§ Written exercise: In your copy, repeat the records exactly and leave out the pictures.

§ Supplied material:

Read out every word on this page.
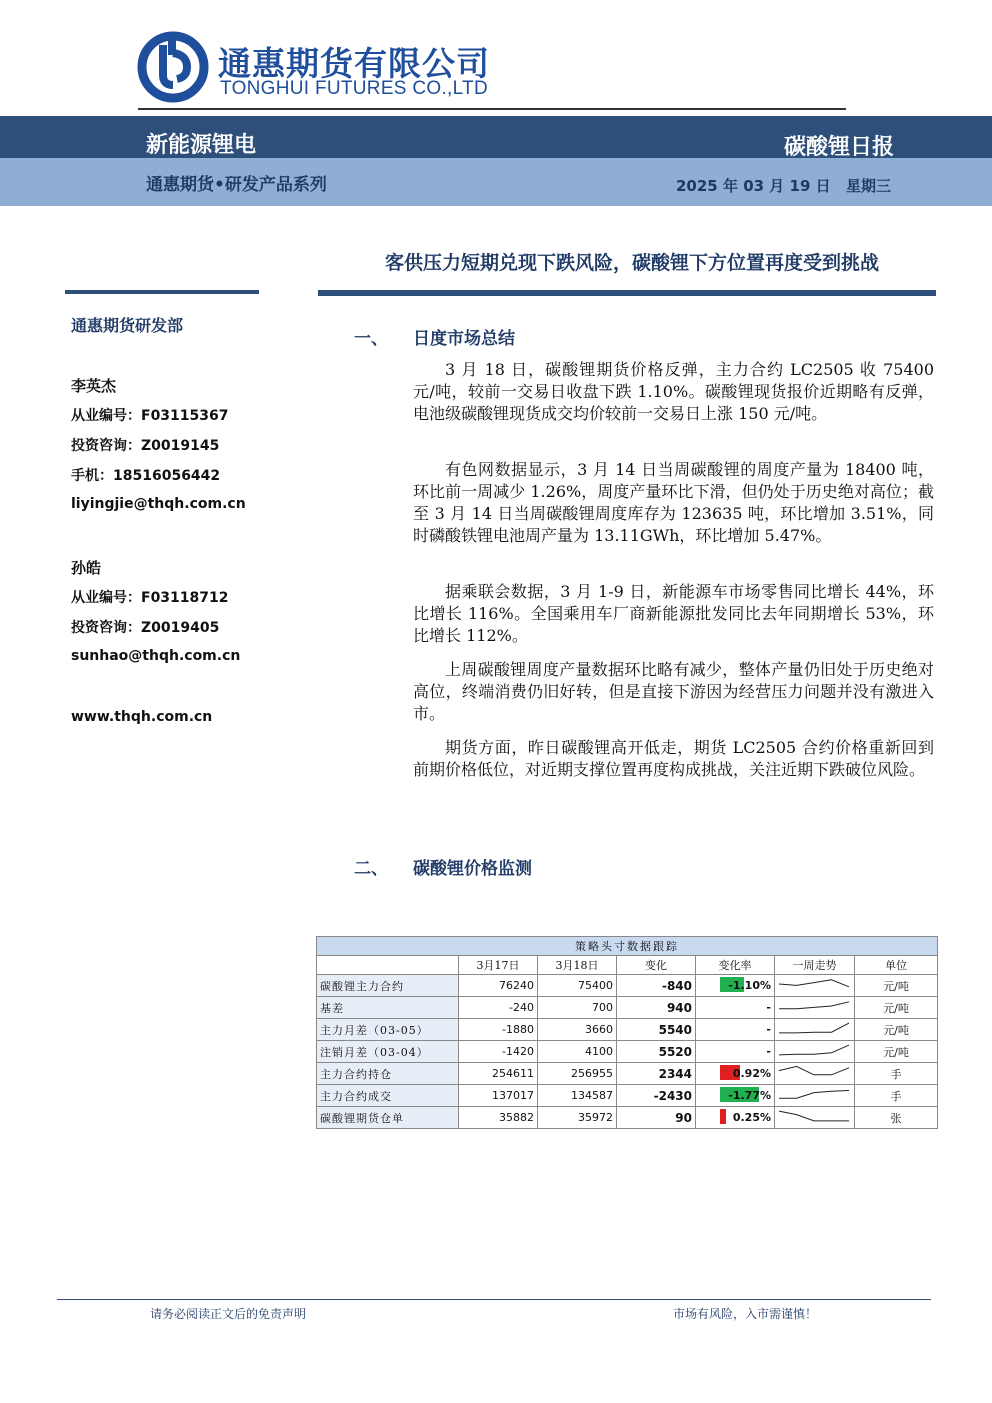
通惠期货有限公司
TONGHUI FUTURES CO.,LTD
新能源锂电	碳酸锂日报
通惠期货•研发产品系列	2025 年 03 月 19 日 星期三
客供压力短期兑现下跌风险，碳酸锂下方位置再度受到挑战
通惠期货研发部
李英杰
从业编号：F03115367
投资咨询：Z0019145
手机：18516056442
liyingjie@thqh.com.cn
孙皓
从业编号：F03118712
投资咨询：Z0019405
sunhao@thqh.com.cn
www.thqh.com.cn
一、 日度市场总结

3 月 18 日，碳酸锂期货价格反弹，主力合约 LC2505 收 75400 元/吨，较前一交易日收盘下跌 1.10%。碳酸锂现货报价近期略有反弹，电池级碳酸锂现货成交均价较前一交易日上涨 150 元/吨。

有色网数据显示，3 月 14 日当周碳酸锂的周度产量为 18400 吨，环比前一周减少 1.26%，周度产量环比下滑，但仍处于历史绝对高位；截至 3 月 14 日当周碳酸锂周度库存为 123635 吨，环比增加 3.51%，同时磷酸铁锂电池周产量为 13.11GWh，环比增加 5.47%。

据乘联会数据，3 月 1-9 日，新能源车市场零售同比增长 44%，环比增长 116%。全国乘用车厂商新能源批发同比去年同期增长 53%，环比增长 112%。

上周碳酸锂周度产量数据环比略有减少，整体产量仍旧处于历史绝对高位，终端消费仍旧好转，但是直接下游因为经营压力问题并没有激进入市。

期货方面，昨日碳酸锂高开低走，期货 LC2505 合约价格重新回到前期价格低位，对近期支撑位置再度构成挑战，关注近期下跌破位风险。

二、 碳酸锂价格监测
策略头寸数据跟踪						
	3月17日	3月18日	变化	变化率	一周走势	单位
碳酸锂主力合约	76240	75400	-840	-1.10%		元/吨
基差	-240	700	940	-		元/吨
主力月差（03-05）	-1880	3660	5540	-		元/吨
注销月差（03-04）	-1420	4100	5520	-		元/吨
主力合约持仓	254611	256955	2344	0.92%		手
主力合约成交	137017	134587	-2430	-1.77%		手
碳酸锂期货仓单	35882	35972	90	0.25%		张
请务必阅读正文后的免责声明	市场有风险，入市需谨慎！
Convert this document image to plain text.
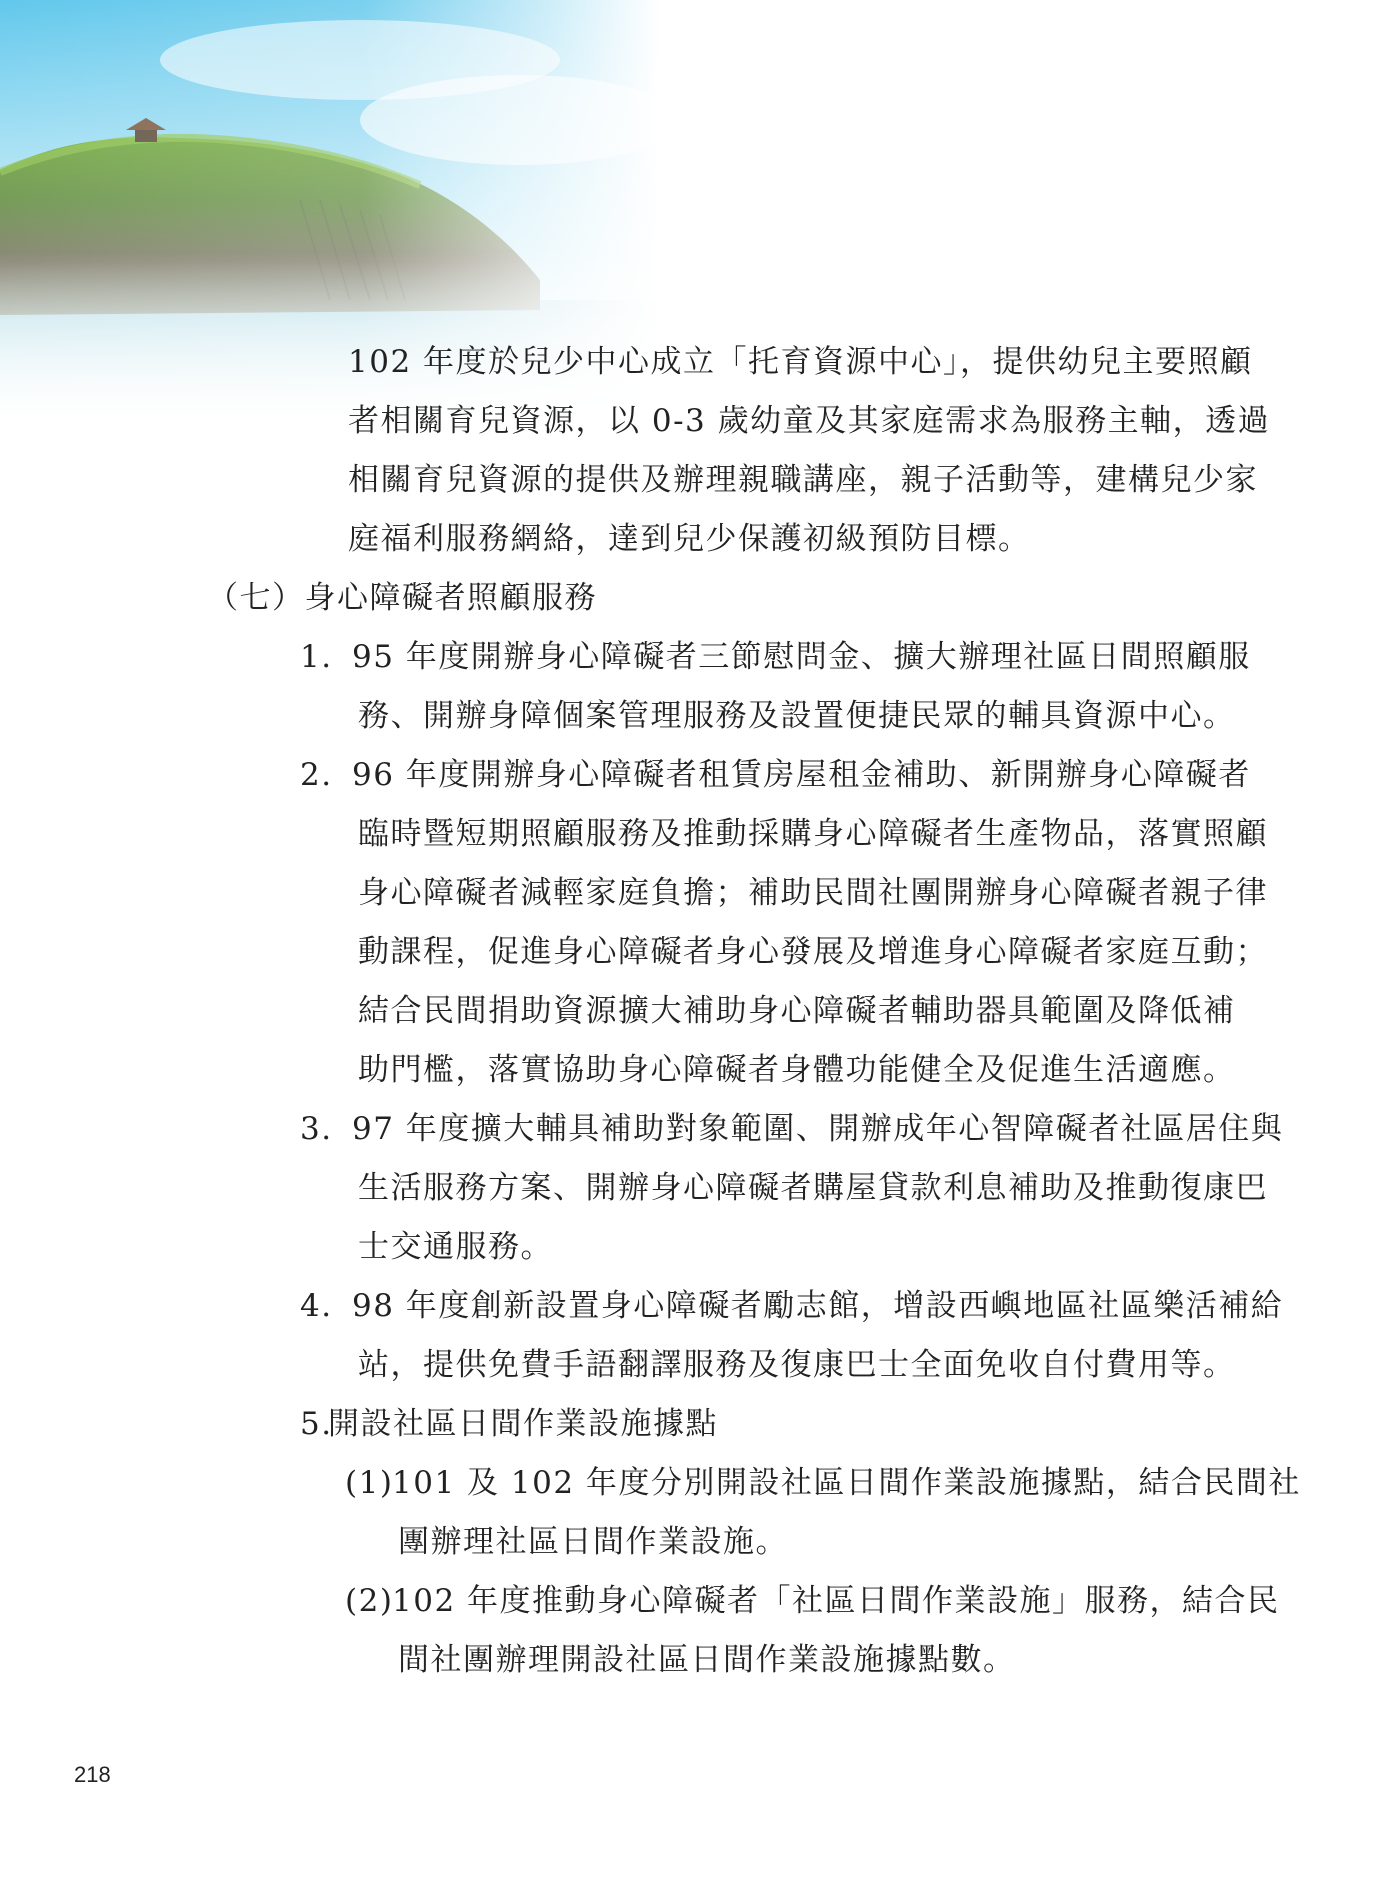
102 年度於兒少中心成立「托育資源中心」，提供幼兒主要照顧
者相關育兒資源，以 0-3 歲幼童及其家庭需求為服務主軸，透過
相關育兒資源的提供及辦理親職講座，親子活動等，建構兒少家
庭福利服務網絡，達到兒少保護初級預防目標。
（七）身心障礙者照顧服務
1. 95 年度開辦身心障礙者三節慰問金、擴大辦理社區日間照顧服
務、開辦身障個案管理服務及設置便捷民眾的輔具資源中心。
2. 96 年度開辦身心障礙者租賃房屋租金補助、新開辦身心障礙者
臨時暨短期照顧服務及推動採購身心障礙者生產物品，落實照顧
身心障礙者減輕家庭負擔；補助民間社團開辦身心障礙者親子律
動課程，促進身心障礙者身心發展及增進身心障礙者家庭互動；
結合民間捐助資源擴大補助身心障礙者輔助器具範圍及降低補
助門檻，落實協助身心障礙者身體功能健全及促進生活適應。
3. 97 年度擴大輔具補助對象範圍、開辦成年心智障礙者社區居住與
生活服務方案、開辦身心障礙者購屋貸款利息補助及推動復康巴
士交通服務。
4. 98 年度創新設置身心障礙者勵志館，增設西嶼地區社區樂活補給
站，提供免費手語翻譯服務及復康巴士全面免收自付費用等。
5.
開設社區日間作業設施據點
(1)
101 及 102 年度分別開設社區日間作業設施據點，結合民間社
團辦理社區日間作業設施。
(2)
102 年度推動身心障礙者「社區日間作業設施」服務，結合民
間社團辦理開設社區日間作業設施據點數。
218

§ The output:
Read out every word on this page.
通惠期货有限公司
TONGHUI FUTURES CO.,LTD
新能源锂电	碳酸锂日报
通惠期货•研发产品系列	2025 年 03 月 19 日 星期三
客供压力短期兑现下跌风险，碳酸锂下方位置再度受到挑战
通惠期货研发部
李英杰
从业编号：F03115367
投资咨询：Z0019145
手机：18516056442
liyingjie@thqh.com.cn
孙皓
从业编号：F03118712
投资咨询：Z0019405
sunhao@thqh.com.cn
www.thqh.com.cn
一、 日度市场总结

3 月 18 日，碳酸锂期货价格反弹，主力合约 LC2505 收 75400 元/吨，较前一交易日收盘下跌 1.10%。碳酸锂现货报价近期略有反弹，电池级碳酸锂现货成交均价较前一交易日上涨 150 元/吨。

有色网数据显示，3 月 14 日当周碳酸锂的周度产量为 18400 吨，环比前一周减少 1.26%，周度产量环比下滑，但仍处于历史绝对高位；截至 3 月 14 日当周碳酸锂周度库存为 123635 吨，环比增加 3.51%，同时磷酸铁锂电池周产量为 13.11GWh，环比增加 5.47%。

据乘联会数据，3 月 1-9 日，新能源车市场零售同比增长 44%，环比增长 116%。全国乘用车厂商新能源批发同比去年同期增长 53%，环比增长 112%。

上周碳酸锂周度产量数据环比略有减少，整体产量仍旧处于历史绝对高位，终端消费仍旧好转，但是直接下游因为经营压力问题并没有激进入市。

期货方面，昨日碳酸锂高开低走，期货 LC2505 合约价格重新回到前期价格低位，对近期支撑位置再度构成挑战，关注近期下跌破位风险。

二、 碳酸锂价格监测
策略头寸数据跟踪						
	3月17日	3月18日	变化	变化率	一周走势	单位
碳酸锂主力合约	76240	75400	-840	-1.10%		元/吨
基差	-240	700	940	-		元/吨
主力月差（03-05）	-1880	3660	5540	-		元/吨
注销月差（03-04）	-1420	4100	5520	-		元/吨
主力合约持仓	254611	256955	2344	0.92%		手
主力合约成交	137017	134587	-2430	-1.77%		手
碳酸锂期货仓单	35882	35972	90	0.25%		张
请务必阅读正文后的免责声明	市场有风险，入市需谨慎！
Convert this document image to plain text.
102 年度於兒少中心成立「托育資源中心」，提供幼兒主要照顧
者相關育兒資源，以 0-3 歲幼童及其家庭需求為服務主軸，透過
相關育兒資源的提供及辦理親職講座，親子活動等，建構兒少家
庭福利服務網絡，達到兒少保護初級預防目標。
（七）身心障礙者照顧服務
1. 95 年度開辦身心障礙者三節慰問金、擴大辦理社區日間照顧服
務、開辦身障個案管理服務及設置便捷民眾的輔具資源中心。
2. 96 年度開辦身心障礙者租賃房屋租金補助、新開辦身心障礙者
臨時暨短期照顧服務及推動採購身心障礙者生產物品，落實照顧
身心障礙者減輕家庭負擔；補助民間社團開辦身心障礙者親子律
動課程，促進身心障礙者身心發展及增進身心障礙者家庭互動；
結合民間捐助資源擴大補助身心障礙者輔助器具範圍及降低補
助門檻，落實協助身心障礙者身體功能健全及促進生活適應。
3. 97 年度擴大輔具補助對象範圍、開辦成年心智障礙者社區居住與
生活服務方案、開辦身心障礙者購屋貸款利息補助及推動復康巴
士交通服務。
4. 98 年度創新設置身心障礙者勵志館，增設西嶼地區社區樂活補給
站，提供免費手語翻譯服務及復康巴士全面免收自付費用等。
5.
開設社區日間作業設施據點
(1)
101 及 102 年度分別開設社區日間作業設施據點，結合民間社
團辦理社區日間作業設施。
(2)
102 年度推動身心障礙者「社區日間作業設施」服務，結合民
間社團辦理開設社區日間作業設施據點數。
218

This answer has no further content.